[Dataset records on visual material]
^^^^

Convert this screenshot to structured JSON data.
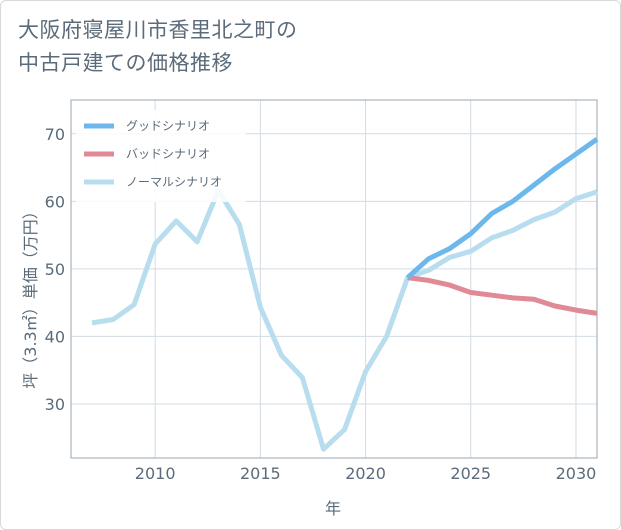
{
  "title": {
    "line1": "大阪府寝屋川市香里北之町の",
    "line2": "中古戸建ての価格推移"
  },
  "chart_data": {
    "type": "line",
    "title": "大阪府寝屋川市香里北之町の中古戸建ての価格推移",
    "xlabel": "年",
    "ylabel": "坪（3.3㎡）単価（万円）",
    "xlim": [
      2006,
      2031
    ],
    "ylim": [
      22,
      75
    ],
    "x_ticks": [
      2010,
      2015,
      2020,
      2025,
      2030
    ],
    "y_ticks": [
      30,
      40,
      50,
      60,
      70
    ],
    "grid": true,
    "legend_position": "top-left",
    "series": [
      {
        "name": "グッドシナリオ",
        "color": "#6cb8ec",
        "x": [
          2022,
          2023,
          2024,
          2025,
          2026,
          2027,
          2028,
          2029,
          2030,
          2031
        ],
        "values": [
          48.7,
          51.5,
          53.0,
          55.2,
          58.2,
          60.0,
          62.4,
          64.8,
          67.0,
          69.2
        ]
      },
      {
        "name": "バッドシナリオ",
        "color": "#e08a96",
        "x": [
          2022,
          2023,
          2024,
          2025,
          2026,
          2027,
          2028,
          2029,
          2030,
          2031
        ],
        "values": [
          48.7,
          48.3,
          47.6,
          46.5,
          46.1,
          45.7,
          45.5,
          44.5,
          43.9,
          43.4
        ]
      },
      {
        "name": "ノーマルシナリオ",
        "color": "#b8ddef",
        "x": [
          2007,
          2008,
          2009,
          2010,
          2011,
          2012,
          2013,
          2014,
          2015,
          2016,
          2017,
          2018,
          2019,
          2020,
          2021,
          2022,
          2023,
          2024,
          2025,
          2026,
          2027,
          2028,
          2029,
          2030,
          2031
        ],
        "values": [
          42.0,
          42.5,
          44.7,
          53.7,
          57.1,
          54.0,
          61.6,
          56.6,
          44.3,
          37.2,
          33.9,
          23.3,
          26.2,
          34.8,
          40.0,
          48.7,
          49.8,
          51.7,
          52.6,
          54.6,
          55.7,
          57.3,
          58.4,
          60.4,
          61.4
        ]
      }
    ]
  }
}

^^^^

TASK TO CARRY OUT
Gather each line in the data that holds the string "title".

RESPONSE
  "title": {
    "title": "大阪府寝屋川市香里北之町の中古戸建ての価格推移",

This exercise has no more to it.